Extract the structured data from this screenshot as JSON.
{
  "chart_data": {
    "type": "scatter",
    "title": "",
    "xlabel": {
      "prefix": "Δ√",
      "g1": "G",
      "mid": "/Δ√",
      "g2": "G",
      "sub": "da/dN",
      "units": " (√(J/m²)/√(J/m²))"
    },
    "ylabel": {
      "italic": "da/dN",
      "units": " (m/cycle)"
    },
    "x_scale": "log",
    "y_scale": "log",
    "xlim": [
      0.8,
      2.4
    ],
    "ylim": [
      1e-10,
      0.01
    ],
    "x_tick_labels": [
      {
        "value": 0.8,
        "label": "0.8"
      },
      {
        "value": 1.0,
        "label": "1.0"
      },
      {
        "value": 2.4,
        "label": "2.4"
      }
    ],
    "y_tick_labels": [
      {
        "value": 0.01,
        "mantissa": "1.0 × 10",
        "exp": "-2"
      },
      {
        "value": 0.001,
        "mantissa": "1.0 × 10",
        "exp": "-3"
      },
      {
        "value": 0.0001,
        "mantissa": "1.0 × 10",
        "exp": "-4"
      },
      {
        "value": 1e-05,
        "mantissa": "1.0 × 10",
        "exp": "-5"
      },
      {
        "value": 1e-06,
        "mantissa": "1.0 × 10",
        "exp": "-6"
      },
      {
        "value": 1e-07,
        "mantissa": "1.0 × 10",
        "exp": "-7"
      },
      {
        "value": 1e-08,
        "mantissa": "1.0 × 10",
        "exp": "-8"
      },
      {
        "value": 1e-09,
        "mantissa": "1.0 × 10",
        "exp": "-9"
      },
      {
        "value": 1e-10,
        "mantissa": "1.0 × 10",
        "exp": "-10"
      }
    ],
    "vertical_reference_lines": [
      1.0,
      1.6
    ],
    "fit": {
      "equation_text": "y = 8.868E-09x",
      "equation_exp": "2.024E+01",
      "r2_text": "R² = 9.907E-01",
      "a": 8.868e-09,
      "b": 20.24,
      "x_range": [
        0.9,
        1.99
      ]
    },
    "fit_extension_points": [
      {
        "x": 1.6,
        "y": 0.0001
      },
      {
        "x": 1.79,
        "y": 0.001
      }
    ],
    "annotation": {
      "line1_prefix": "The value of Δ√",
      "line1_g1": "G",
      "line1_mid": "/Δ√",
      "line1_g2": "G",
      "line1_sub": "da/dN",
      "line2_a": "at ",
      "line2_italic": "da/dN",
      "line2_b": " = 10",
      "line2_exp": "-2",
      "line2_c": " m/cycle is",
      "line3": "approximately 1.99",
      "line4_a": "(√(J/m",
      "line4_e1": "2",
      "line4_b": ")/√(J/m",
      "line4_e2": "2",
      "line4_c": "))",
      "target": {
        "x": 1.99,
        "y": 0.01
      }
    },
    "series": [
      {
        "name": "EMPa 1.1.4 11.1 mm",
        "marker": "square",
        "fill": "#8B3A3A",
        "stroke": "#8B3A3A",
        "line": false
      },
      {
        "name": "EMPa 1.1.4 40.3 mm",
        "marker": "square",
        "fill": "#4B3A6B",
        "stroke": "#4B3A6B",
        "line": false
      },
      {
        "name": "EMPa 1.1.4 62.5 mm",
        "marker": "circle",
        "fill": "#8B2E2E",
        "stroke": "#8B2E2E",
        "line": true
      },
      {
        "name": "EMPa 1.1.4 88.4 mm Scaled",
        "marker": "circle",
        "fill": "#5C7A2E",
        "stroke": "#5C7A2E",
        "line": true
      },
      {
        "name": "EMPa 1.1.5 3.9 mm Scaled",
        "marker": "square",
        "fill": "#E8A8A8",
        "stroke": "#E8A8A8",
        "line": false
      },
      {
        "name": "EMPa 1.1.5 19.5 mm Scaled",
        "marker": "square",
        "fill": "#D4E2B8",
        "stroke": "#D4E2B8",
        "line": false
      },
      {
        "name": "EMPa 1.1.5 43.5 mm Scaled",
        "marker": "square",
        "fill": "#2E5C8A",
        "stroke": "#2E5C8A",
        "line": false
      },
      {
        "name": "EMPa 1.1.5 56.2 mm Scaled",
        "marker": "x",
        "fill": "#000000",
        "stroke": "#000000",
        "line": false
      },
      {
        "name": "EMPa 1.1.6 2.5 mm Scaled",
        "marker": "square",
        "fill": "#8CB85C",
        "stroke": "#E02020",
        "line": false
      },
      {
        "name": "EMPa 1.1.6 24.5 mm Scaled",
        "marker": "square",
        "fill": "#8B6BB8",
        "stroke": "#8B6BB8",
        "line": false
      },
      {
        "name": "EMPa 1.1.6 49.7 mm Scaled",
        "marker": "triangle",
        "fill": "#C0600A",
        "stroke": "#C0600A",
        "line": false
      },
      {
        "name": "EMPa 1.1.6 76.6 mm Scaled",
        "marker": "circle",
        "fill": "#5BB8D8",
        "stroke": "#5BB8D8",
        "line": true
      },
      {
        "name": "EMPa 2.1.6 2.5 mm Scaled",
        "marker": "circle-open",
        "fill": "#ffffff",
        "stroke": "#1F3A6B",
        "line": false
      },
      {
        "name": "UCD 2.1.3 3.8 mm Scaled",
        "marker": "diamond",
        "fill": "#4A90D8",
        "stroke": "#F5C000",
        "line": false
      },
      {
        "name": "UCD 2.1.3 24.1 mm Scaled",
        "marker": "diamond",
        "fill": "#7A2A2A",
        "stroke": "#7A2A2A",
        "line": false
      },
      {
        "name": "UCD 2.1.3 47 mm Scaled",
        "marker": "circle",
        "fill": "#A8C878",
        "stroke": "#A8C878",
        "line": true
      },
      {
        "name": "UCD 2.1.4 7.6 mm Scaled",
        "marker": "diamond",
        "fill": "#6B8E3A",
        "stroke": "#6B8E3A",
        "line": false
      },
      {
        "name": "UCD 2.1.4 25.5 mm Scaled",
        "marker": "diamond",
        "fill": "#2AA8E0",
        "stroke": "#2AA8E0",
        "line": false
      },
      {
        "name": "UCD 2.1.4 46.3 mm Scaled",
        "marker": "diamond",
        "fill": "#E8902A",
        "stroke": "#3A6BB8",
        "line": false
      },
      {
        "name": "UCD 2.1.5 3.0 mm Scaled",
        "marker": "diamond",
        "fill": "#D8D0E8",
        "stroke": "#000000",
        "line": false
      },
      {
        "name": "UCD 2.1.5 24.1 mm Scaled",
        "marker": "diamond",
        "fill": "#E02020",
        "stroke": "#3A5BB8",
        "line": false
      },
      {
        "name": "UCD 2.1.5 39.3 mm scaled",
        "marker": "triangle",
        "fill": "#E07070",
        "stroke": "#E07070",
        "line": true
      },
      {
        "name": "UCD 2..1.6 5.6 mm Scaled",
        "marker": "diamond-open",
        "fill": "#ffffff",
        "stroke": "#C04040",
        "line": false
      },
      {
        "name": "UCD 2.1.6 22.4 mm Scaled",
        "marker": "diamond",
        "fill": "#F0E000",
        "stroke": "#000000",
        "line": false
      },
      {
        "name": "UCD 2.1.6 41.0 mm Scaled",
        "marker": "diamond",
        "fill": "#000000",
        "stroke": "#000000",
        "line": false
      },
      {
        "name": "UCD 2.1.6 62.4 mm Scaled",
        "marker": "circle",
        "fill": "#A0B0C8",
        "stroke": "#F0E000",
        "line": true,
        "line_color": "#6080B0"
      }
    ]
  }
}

┄┄┄┄┄┄┄┄┄┄

WHAT TO WORK ON
All of the entries above must be quoted exactly.

THE RESPONSE
Extract the structured data from this screenshot as JSON.
{
  "chart_data": {
    "type": "scatter",
    "title": "",
    "xlabel": {
      "prefix": "Δ√",
      "g1": "G",
      "mid": "/Δ√",
      "g2": "G",
      "sub": "da/dN",
      "units": " (√(J/m²)/√(J/m²))"
    },
    "ylabel": {
      "italic": "da/dN",
      "units": " (m/cycle)"
    },
    "x_scale": "log",
    "y_scale": "log",
    "xlim": [
      0.8,
      2.4
    ],
    "ylim": [
      1e-10,
      0.01
    ],
    "x_tick_labels": [
      {
        "value": 0.8,
        "label": "0.8"
      },
      {
        "value": 1.0,
        "label": "1.0"
      },
      {
        "value": 2.4,
        "label": "2.4"
      }
    ],
    "y_tick_labels": [
      {
        "value": 0.01,
        "mantissa": "1.0 × 10",
        "exp": "-2"
      },
      {
        "value": 0.001,
        "mantissa": "1.0 × 10",
        "exp": "-3"
      },
      {
        "value": 0.0001,
        "mantissa": "1.0 × 10",
        "exp": "-4"
      },
      {
        "value": 1e-05,
        "mantissa": "1.0 × 10",
        "exp": "-5"
      },
      {
        "value": 1e-06,
        "mantissa": "1.0 × 10",
        "exp": "-6"
      },
      {
        "value": 1e-07,
        "mantissa": "1.0 × 10",
        "exp": "-7"
      },
      {
        "value": 1e-08,
        "mantissa": "1.0 × 10",
        "exp": "-8"
      },
      {
        "value": 1e-09,
        "mantissa": "1.0 × 10",
        "exp": "-9"
      },
      {
        "value": 1e-10,
        "mantissa": "1.0 × 10",
        "exp": "-10"
      }
    ],
    "vertical_reference_lines": [
      1.0,
      1.6
    ],
    "fit": {
      "equation_text": "y = 8.868E-09x",
      "equation_exp": "2.024E+01",
      "r2_text": "R² = 9.907E-01",
      "a": 8.868e-09,
      "b": 20.24,
      "x_range": [
        0.9,
        1.99
      ]
    },
    "fit_extension_points": [
      {
        "x": 1.6,
        "y": 0.0001
      },
      {
        "x": 1.79,
        "y": 0.001
      }
    ],
    "annotation": {
      "line1_prefix": "The value of Δ√",
      "line1_g1": "G",
      "line1_mid": "/Δ√",
      "line1_g2": "G",
      "line1_sub": "da/dN",
      "line2_a": "at ",
      "line2_italic": "da/dN",
      "line2_b": " = 10",
      "line2_exp": "-2",
      "line2_c": " m/cycle is",
      "line3": "approximately 1.99",
      "line4_a": "(√(J/m",
      "line4_e1": "2",
      "line4_b": ")/√(J/m",
      "line4_e2": "2",
      "line4_c": "))",
      "target": {
        "x": 1.99,
        "y": 0.01
      }
    },
    "series": [
      {
        "name": "EMPa 1.1.4 11.1 mm",
        "marker": "square",
        "fill": "#8B3A3A",
        "stroke": "#8B3A3A",
        "line": false
      },
      {
        "name": "EMPa 1.1.4 40.3 mm",
        "marker": "square",
        "fill": "#4B3A6B",
        "stroke": "#4B3A6B",
        "line": false
      },
      {
        "name": "EMPa 1.1.4 62.5 mm",
        "marker": "circle",
        "fill": "#8B2E2E",
        "stroke": "#8B2E2E",
        "line": true
      },
      {
        "name": "EMPa 1.1.4 88.4 mm Scaled",
        "marker": "circle",
        "fill": "#5C7A2E",
        "stroke": "#5C7A2E",
        "line": true
      },
      {
        "name": "EMPa 1.1.5 3.9 mm Scaled",
        "marker": "square",
        "fill": "#E8A8A8",
        "stroke": "#E8A8A8",
        "line": false
      },
      {
        "name": "EMPa 1.1.5 19.5 mm Scaled",
        "marker": "square",
        "fill": "#D4E2B8",
        "stroke": "#D4E2B8",
        "line": false
      },
      {
        "name": "EMPa 1.1.5 43.5 mm Scaled",
        "marker": "square",
        "fill": "#2E5C8A",
        "stroke": "#2E5C8A",
        "line": false
      },
      {
        "name": "EMPa 1.1.5 56.2 mm Scaled",
        "marker": "x",
        "fill": "#000000",
        "stroke": "#000000",
        "line": false
      },
      {
        "name": "EMPa 1.1.6 2.5 mm Scaled",
        "marker": "square",
        "fill": "#8CB85C",
        "stroke": "#E02020",
        "line": false
      },
      {
        "name": "EMPa 1.1.6 24.5 mm Scaled",
        "marker": "square",
        "fill": "#8B6BB8",
        "stroke": "#8B6BB8",
        "line": false
      },
      {
        "name": "EMPa 1.1.6 49.7 mm Scaled",
        "marker": "triangle",
        "fill": "#C0600A",
        "stroke": "#C0600A",
        "line": false
      },
      {
        "name": "EMPa 1.1.6 76.6 mm Scaled",
        "marker": "circle",
        "fill": "#5BB8D8",
        "stroke": "#5BB8D8",
        "line": true
      },
      {
        "name": "EMPa 2.1.6 2.5 mm Scaled",
        "marker": "circle-open",
        "fill": "#ffffff",
        "stroke": "#1F3A6B",
        "line": false
      },
      {
        "name": "UCD 2.1.3 3.8 mm Scaled",
        "marker": "diamond",
        "fill": "#4A90D8",
        "stroke": "#F5C000",
        "line": false
      },
      {
        "name": "UCD 2.1.3 24.1 mm Scaled",
        "marker": "diamond",
        "fill": "#7A2A2A",
        "stroke": "#7A2A2A",
        "line": false
      },
      {
        "name": "UCD 2.1.3 47 mm Scaled",
        "marker": "circle",
        "fill": "#A8C878",
        "stroke": "#A8C878",
        "line": true
      },
      {
        "name": "UCD 2.1.4 7.6 mm Scaled",
        "marker": "diamond",
        "fill": "#6B8E3A",
        "stroke": "#6B8E3A",
        "line": false
      },
      {
        "name": "UCD 2.1.4 25.5 mm Scaled",
        "marker": "diamond",
        "fill": "#2AA8E0",
        "stroke": "#2AA8E0",
        "line": false
      },
      {
        "name": "UCD 2.1.4 46.3 mm Scaled",
        "marker": "diamond",
        "fill": "#E8902A",
        "stroke": "#3A6BB8",
        "line": false
      },
      {
        "name": "UCD 2.1.5 3.0 mm Scaled",
        "marker": "diamond",
        "fill": "#D8D0E8",
        "stroke": "#000000",
        "line": false
      },
      {
        "name": "UCD 2.1.5 24.1 mm Scaled",
        "marker": "diamond",
        "fill": "#E02020",
        "stroke": "#3A5BB8",
        "line": false
      },
      {
        "name": "UCD 2.1.5 39.3 mm scaled",
        "marker": "triangle",
        "fill": "#E07070",
        "stroke": "#E07070",
        "line": true
      },
      {
        "name": "UCD 2..1.6 5.6 mm Scaled",
        "marker": "diamond-open",
        "fill": "#ffffff",
        "stroke": "#C04040",
        "line": false
      },
      {
        "name": "UCD 2.1.6 22.4 mm Scaled",
        "marker": "diamond",
        "fill": "#F0E000",
        "stroke": "#000000",
        "line": false
      },
      {
        "name": "UCD 2.1.6 41.0 mm Scaled",
        "marker": "diamond",
        "fill": "#000000",
        "stroke": "#000000",
        "line": false
      },
      {
        "name": "UCD 2.1.6 62.4 mm Scaled",
        "marker": "circle",
        "fill": "#A0B0C8",
        "stroke": "#F0E000",
        "line": true,
        "line_color": "#6080B0"
      }
    ]
  }
}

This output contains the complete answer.